— MATERIAL —
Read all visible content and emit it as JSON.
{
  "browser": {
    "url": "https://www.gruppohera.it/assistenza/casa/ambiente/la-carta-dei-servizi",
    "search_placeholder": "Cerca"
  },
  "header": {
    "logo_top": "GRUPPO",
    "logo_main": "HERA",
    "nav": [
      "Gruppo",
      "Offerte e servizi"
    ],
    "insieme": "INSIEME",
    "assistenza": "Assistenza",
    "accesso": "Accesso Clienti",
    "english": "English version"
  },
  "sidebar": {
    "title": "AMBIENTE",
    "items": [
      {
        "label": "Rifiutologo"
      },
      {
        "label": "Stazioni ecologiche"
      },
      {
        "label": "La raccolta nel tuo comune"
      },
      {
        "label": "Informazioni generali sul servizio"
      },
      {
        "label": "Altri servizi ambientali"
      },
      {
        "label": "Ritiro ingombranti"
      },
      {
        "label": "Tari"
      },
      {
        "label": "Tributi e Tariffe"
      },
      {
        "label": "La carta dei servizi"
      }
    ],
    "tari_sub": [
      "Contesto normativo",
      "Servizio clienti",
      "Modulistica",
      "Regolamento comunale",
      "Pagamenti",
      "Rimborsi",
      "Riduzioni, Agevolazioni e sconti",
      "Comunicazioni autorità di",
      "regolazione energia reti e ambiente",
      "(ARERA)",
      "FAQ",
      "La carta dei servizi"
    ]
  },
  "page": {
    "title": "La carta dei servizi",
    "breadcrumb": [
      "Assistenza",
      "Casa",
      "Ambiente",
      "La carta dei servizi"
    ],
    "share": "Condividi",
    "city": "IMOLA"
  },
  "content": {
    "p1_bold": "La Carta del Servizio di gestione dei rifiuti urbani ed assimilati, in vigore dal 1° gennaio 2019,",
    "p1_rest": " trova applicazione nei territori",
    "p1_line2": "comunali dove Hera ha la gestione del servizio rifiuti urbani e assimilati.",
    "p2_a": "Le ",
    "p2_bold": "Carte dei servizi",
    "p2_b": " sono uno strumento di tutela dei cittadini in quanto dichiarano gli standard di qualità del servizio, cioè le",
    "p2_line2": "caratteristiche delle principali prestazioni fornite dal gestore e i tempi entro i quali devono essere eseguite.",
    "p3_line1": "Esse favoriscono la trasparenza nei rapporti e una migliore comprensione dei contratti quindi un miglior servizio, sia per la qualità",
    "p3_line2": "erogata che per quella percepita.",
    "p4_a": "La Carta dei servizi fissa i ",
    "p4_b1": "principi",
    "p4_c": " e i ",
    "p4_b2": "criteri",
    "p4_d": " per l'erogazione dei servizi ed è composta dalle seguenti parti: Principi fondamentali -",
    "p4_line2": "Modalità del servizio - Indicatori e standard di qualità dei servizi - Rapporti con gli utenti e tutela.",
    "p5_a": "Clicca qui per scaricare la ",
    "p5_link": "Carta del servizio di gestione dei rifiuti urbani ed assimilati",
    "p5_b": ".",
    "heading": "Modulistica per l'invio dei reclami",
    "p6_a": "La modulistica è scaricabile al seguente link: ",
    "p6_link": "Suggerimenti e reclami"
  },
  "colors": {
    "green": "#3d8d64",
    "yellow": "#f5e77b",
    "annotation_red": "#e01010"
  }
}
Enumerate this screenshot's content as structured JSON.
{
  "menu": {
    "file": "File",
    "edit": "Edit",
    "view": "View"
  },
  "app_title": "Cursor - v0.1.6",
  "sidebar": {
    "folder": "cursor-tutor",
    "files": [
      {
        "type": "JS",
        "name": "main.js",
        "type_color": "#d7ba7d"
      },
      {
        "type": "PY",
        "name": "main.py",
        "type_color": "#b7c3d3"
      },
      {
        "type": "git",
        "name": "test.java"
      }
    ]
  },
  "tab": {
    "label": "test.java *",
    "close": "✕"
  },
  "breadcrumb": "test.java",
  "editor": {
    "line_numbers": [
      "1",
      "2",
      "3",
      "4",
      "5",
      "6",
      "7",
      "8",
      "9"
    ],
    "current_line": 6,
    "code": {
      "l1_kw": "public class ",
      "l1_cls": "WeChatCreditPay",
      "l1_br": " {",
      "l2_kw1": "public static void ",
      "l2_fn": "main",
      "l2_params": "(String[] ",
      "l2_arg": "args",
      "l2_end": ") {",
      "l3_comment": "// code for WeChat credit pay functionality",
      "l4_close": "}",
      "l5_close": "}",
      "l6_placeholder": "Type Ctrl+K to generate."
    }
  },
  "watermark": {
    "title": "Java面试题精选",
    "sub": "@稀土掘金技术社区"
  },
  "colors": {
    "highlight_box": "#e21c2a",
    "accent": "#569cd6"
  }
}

— PROBLEM —
Retype exactly the lines from the one containing "Enumerate this screenshot's" through the last line of the records above, including both.

— WRITTEN RESPONSE —
Enumerate this screenshot's content as structured JSON.
{
  "menu": {
    "file": "File",
    "edit": "Edit",
    "view": "View"
  },
  "app_title": "Cursor - v0.1.6",
  "sidebar": {
    "folder": "cursor-tutor",
    "files": [
      {
        "type": "JS",
        "name": "main.js",
        "type_color": "#d7ba7d"
      },
      {
        "type": "PY",
        "name": "main.py",
        "type_color": "#b7c3d3"
      },
      {
        "type": "git",
        "name": "test.java"
      }
    ]
  },
  "tab": {
    "label": "test.java *",
    "close": "✕"
  },
  "breadcrumb": "test.java",
  "editor": {
    "line_numbers": [
      "1",
      "2",
      "3",
      "4",
      "5",
      "6",
      "7",
      "8",
      "9"
    ],
    "current_line": 6,
    "code": {
      "l1_kw": "public class ",
      "l1_cls": "WeChatCreditPay",
      "l1_br": " {",
      "l2_kw1": "public static void ",
      "l2_fn": "main",
      "l2_params": "(String[] ",
      "l2_arg": "args",
      "l2_end": ") {",
      "l3_comment": "// code for WeChat credit pay functionality",
      "l4_close": "}",
      "l5_close": "}",
      "l6_placeholder": "Type Ctrl+K to generate."
    }
  },
  "watermark": {
    "title": "Java面试题精选",
    "sub": "@稀土掘金技术社区"
  },
  "colors": {
    "highlight_box": "#e21c2a",
    "accent": "#569cd6"
  }
}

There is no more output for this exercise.